RECORDS SHOWN:
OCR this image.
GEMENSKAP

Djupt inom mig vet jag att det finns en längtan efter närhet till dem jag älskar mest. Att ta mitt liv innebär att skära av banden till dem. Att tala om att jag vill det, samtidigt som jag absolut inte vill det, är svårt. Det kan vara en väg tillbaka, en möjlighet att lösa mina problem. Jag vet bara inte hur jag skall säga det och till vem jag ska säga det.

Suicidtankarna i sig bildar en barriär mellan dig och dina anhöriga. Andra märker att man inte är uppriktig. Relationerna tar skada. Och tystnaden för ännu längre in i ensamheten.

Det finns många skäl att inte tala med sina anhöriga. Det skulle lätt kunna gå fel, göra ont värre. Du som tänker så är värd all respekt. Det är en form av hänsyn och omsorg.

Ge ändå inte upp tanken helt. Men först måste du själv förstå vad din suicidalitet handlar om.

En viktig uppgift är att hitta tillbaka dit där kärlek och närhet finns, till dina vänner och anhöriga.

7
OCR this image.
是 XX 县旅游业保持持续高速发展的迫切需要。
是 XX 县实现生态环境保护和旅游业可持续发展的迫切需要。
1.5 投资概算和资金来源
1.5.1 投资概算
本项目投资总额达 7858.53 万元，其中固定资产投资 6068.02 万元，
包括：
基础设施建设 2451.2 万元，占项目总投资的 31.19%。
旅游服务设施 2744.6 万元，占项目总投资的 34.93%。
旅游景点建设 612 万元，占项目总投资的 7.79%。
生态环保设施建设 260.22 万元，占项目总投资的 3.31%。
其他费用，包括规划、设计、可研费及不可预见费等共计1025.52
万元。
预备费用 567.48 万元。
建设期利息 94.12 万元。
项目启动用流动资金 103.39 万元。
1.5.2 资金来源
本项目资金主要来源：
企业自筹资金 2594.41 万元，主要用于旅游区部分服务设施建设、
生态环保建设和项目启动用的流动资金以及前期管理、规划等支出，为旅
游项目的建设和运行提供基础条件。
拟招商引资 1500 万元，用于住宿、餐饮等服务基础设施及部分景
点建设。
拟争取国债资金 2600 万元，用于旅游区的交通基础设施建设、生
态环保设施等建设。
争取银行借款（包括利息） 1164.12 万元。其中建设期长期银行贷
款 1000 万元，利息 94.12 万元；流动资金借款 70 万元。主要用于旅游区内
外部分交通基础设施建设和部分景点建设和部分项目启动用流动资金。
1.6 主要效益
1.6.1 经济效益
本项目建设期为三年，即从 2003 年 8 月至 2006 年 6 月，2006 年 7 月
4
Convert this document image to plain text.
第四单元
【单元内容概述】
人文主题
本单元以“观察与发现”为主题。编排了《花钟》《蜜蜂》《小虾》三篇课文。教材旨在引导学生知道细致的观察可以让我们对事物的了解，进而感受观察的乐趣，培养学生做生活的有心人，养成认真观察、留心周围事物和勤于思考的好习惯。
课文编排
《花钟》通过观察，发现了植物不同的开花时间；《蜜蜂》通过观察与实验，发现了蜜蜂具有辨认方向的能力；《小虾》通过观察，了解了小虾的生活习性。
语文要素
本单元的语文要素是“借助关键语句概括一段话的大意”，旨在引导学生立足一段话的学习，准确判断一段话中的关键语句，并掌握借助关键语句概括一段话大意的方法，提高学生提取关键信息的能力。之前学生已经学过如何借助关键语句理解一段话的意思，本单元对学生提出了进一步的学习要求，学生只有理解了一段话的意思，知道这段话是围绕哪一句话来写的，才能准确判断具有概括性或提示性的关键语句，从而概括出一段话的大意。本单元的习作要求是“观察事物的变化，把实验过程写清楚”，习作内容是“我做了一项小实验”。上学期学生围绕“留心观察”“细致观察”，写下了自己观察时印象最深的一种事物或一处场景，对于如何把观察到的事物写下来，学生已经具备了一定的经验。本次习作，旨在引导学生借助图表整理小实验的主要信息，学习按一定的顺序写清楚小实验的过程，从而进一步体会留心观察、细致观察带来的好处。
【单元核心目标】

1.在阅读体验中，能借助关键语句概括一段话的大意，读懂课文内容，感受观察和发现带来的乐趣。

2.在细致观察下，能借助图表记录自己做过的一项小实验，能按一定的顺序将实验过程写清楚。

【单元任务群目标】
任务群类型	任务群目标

WRITTEN EXERCISE:
Look over the listing. Pull out every line with the string "till" in it.

EXERCISE OUTPUT:
Djupt inom mig vet jag att det finns en längtan efter närhet till dem jag älskar mest. Att ta mitt liv innebär att skära av banden till dem. Att tala om att jag vill det, samtidigt som jag absolut inte vill det, är svårt. Det kan vara en väg tillbaka, en möjlighet att lösa mina problem. Jag vet bara inte hur jag skall säga det och till vem jag ska säga det.
En viktig uppgift är att hitta tillbaka dit där kärlek och närhet finns, till dina vänner och anhöriga.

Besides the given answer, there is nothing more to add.